((
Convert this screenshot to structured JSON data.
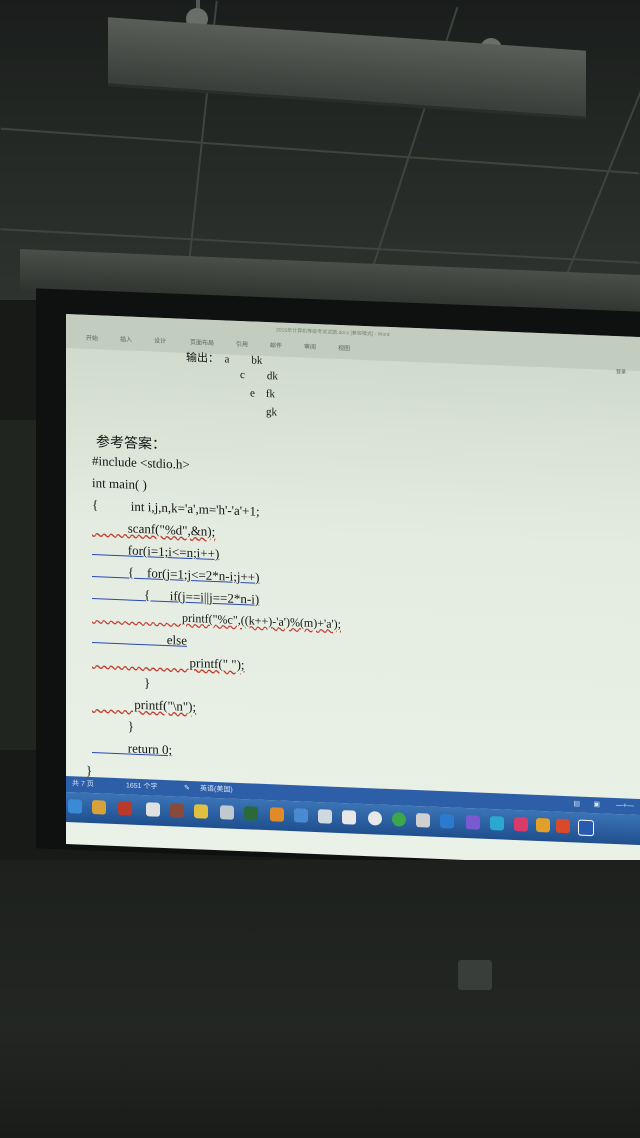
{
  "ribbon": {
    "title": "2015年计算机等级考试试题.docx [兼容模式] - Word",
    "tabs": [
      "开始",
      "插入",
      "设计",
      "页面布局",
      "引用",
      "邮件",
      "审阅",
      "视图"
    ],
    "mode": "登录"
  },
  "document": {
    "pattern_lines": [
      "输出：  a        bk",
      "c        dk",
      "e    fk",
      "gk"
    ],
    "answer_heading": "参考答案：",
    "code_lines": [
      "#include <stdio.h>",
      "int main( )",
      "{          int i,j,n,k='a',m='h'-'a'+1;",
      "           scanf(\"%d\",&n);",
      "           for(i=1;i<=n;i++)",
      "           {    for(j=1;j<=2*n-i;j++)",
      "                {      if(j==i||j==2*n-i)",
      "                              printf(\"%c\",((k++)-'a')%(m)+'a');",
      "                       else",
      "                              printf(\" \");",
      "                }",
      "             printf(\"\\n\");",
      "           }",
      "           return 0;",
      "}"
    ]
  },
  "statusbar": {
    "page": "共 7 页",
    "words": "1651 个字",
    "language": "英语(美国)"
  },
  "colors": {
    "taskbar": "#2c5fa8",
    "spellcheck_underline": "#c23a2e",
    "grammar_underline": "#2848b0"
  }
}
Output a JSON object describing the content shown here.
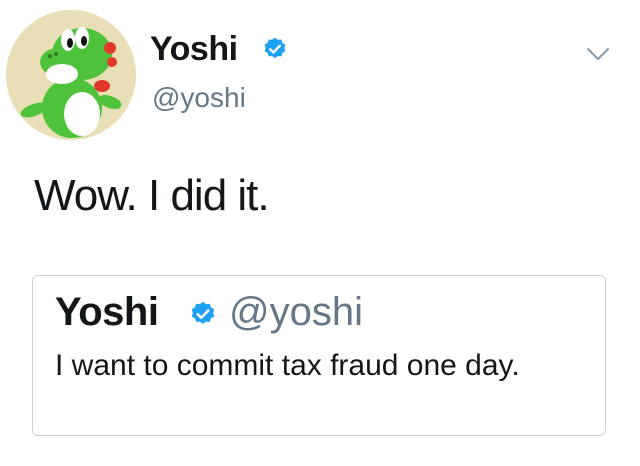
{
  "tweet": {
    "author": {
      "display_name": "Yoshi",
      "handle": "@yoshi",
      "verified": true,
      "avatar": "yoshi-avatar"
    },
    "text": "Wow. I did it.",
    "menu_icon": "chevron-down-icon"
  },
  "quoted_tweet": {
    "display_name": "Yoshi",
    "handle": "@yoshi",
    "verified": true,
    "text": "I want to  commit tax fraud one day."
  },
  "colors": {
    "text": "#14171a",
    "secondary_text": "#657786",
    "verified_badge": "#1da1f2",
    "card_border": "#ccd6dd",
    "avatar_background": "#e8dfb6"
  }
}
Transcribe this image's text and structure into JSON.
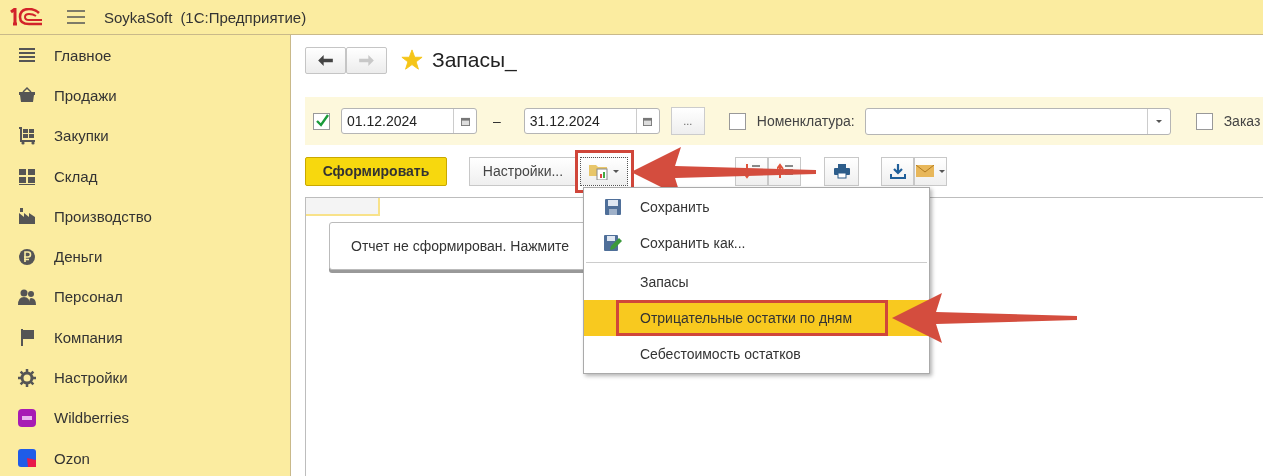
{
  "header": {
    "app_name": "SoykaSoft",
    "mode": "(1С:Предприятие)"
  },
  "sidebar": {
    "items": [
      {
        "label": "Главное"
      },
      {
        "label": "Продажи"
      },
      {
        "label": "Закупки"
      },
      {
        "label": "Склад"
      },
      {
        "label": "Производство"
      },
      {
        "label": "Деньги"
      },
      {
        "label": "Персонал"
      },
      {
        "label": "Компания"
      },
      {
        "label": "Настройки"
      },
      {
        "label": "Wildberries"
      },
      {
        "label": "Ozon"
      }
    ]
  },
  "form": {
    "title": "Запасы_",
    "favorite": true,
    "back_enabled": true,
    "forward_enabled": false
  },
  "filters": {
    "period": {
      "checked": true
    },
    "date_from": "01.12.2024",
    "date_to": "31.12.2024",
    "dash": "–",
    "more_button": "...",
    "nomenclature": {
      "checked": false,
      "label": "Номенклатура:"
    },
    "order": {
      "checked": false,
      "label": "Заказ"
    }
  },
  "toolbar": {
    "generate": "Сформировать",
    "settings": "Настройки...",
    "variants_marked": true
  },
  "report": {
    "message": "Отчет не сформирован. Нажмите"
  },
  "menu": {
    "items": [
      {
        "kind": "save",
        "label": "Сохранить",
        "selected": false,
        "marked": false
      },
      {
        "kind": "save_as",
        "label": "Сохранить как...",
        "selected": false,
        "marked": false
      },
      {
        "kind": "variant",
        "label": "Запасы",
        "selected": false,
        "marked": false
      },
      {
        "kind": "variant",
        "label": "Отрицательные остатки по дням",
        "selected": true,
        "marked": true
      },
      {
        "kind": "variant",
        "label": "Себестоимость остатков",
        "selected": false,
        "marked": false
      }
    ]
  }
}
))
Work to complete | Find the word "Сохранить" in the entries above and gather every line that holds it.

Worked solution |
        "label": "Сохранить",
        "label": "Сохранить как...",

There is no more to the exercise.